**STATED TASK**
Extract the lines that hold the string "aggregator".

**ENTRIES PROVIDED**
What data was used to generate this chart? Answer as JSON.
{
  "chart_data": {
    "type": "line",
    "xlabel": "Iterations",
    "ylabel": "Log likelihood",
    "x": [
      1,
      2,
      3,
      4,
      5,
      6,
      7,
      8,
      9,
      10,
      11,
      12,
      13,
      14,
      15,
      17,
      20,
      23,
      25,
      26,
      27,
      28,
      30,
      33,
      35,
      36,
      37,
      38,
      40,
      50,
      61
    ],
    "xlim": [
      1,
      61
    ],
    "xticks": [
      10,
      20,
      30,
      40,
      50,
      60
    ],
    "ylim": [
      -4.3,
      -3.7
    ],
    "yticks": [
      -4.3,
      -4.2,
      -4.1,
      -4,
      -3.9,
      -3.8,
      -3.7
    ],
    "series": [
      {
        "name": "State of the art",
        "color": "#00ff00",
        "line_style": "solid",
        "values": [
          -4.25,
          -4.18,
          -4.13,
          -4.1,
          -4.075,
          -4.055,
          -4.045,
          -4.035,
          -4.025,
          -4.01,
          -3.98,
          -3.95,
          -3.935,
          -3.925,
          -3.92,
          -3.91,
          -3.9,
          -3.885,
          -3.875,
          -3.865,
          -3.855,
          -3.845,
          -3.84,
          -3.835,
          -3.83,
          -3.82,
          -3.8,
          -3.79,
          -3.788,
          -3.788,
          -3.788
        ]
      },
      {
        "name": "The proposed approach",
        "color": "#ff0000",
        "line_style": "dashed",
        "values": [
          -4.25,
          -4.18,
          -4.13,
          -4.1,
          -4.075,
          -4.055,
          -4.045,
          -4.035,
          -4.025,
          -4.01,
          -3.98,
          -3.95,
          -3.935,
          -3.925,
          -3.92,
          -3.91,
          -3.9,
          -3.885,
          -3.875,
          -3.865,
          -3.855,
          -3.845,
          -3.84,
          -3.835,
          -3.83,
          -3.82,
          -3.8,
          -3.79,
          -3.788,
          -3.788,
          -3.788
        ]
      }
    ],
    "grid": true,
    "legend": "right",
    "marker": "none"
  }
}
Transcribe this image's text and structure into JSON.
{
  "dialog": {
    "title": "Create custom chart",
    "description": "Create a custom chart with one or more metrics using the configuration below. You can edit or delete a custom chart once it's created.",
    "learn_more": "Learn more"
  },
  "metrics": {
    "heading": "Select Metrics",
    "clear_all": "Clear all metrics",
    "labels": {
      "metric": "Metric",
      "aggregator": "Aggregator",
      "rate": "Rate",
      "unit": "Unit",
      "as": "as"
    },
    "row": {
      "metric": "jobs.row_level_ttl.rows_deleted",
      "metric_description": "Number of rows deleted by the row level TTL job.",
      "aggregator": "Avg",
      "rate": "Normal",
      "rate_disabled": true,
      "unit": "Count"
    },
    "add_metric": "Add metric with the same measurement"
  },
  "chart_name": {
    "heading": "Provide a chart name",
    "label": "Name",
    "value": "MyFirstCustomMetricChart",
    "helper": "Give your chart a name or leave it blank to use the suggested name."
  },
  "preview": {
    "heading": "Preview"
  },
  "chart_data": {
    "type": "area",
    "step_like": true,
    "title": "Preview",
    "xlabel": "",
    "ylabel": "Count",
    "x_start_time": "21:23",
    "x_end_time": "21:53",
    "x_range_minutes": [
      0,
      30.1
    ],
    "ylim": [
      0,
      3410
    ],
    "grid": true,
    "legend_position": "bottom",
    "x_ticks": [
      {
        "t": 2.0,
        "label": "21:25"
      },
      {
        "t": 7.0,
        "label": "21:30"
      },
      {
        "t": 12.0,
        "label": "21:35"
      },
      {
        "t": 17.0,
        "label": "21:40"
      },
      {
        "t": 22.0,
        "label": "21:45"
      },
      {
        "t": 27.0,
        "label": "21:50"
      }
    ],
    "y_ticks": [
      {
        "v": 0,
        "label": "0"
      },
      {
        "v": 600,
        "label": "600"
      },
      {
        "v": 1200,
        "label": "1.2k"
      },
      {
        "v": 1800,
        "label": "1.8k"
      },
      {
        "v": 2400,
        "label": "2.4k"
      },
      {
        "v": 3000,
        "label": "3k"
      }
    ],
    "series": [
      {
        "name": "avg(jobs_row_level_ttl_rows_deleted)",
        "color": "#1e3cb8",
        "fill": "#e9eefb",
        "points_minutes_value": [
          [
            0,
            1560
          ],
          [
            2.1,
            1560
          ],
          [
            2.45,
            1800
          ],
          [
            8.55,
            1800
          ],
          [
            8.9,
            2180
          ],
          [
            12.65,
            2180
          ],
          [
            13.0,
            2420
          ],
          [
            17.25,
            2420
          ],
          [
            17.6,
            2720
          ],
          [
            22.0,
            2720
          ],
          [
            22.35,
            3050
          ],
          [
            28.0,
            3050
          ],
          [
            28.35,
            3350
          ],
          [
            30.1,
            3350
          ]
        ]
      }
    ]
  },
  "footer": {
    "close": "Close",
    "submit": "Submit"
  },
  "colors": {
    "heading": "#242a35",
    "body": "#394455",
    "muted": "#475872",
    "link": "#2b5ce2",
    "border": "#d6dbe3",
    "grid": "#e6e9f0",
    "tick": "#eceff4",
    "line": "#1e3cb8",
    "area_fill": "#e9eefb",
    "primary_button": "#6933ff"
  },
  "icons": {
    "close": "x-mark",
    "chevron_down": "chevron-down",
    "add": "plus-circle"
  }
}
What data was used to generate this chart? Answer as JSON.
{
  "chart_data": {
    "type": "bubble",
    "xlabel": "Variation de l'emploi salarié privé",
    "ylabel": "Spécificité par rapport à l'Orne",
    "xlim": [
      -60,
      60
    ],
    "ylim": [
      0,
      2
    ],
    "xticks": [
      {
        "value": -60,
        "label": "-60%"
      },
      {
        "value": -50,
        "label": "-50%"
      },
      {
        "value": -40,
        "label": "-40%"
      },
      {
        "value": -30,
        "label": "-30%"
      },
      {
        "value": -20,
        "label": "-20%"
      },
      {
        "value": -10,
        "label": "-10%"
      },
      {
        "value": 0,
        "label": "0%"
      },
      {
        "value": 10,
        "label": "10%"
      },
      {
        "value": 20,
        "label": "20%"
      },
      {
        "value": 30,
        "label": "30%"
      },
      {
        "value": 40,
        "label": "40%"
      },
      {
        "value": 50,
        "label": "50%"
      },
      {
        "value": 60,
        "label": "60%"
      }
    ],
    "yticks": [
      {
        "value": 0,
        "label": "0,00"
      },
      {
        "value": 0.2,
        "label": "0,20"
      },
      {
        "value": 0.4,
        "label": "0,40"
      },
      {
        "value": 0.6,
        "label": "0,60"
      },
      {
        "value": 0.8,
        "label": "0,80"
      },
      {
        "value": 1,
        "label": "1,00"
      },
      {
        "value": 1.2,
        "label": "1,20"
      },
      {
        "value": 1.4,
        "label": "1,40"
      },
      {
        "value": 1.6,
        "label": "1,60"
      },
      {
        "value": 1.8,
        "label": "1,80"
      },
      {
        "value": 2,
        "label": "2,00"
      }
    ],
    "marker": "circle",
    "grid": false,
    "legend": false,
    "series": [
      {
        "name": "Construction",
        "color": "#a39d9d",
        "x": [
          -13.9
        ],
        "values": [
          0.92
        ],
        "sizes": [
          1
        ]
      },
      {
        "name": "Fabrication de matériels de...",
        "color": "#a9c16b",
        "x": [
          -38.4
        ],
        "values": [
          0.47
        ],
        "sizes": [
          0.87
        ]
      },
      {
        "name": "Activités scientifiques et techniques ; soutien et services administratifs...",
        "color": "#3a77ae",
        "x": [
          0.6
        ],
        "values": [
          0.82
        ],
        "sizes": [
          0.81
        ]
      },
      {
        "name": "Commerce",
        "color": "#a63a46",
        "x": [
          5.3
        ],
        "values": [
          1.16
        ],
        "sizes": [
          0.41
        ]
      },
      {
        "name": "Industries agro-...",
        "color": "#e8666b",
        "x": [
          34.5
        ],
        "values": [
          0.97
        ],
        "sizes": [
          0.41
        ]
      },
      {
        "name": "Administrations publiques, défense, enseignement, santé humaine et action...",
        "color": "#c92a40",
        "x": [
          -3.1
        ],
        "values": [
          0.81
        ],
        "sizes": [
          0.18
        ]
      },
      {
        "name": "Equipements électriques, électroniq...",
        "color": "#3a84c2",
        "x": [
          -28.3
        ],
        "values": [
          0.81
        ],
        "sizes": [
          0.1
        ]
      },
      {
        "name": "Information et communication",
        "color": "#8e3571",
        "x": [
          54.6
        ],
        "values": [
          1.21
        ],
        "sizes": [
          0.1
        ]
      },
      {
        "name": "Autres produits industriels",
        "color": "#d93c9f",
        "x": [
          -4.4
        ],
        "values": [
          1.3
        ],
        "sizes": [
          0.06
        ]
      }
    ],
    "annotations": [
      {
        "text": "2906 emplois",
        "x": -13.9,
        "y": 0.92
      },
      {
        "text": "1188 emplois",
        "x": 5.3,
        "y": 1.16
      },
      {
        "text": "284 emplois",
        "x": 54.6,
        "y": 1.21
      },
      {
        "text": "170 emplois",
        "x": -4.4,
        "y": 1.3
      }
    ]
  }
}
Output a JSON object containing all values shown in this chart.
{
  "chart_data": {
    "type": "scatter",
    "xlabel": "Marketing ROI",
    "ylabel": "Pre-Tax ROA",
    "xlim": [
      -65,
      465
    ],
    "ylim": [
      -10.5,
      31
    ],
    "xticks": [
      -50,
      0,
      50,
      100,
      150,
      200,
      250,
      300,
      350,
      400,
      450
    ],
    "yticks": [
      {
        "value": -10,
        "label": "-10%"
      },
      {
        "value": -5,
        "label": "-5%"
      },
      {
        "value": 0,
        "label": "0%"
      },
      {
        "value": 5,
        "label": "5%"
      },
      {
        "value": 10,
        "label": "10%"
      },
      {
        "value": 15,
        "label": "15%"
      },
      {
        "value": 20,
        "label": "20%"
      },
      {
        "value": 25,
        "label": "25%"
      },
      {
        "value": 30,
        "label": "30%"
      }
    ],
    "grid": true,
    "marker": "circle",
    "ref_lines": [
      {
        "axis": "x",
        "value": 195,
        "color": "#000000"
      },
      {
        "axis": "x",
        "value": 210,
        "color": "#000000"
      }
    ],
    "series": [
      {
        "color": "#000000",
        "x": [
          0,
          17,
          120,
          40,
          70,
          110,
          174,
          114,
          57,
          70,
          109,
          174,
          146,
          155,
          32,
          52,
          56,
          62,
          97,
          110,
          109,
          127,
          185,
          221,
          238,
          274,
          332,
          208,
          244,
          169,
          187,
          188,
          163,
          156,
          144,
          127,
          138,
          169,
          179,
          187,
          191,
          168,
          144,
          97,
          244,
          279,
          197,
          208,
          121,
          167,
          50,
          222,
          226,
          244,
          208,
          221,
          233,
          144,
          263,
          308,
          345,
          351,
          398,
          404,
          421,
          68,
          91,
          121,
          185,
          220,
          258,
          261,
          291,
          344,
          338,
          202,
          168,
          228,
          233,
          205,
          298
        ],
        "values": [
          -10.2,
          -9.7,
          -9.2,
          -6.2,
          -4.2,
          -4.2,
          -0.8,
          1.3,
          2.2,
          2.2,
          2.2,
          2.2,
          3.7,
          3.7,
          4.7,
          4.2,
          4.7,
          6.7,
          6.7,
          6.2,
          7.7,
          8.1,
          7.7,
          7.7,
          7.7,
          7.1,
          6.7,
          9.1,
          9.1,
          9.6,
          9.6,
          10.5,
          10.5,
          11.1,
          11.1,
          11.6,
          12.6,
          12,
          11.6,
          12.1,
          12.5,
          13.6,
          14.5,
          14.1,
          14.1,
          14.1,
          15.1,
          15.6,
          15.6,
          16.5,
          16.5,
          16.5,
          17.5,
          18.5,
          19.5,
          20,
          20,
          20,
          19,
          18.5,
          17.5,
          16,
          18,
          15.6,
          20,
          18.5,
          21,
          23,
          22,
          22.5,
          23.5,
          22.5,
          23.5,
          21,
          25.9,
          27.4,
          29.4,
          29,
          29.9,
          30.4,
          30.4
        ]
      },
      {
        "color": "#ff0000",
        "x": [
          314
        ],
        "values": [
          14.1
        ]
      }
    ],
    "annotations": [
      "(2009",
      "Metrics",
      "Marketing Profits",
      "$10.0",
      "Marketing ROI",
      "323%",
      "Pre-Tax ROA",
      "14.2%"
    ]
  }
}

**THE RESPONSE**
      "aggregator": "Aggregator",
      "aggregator": "Avg",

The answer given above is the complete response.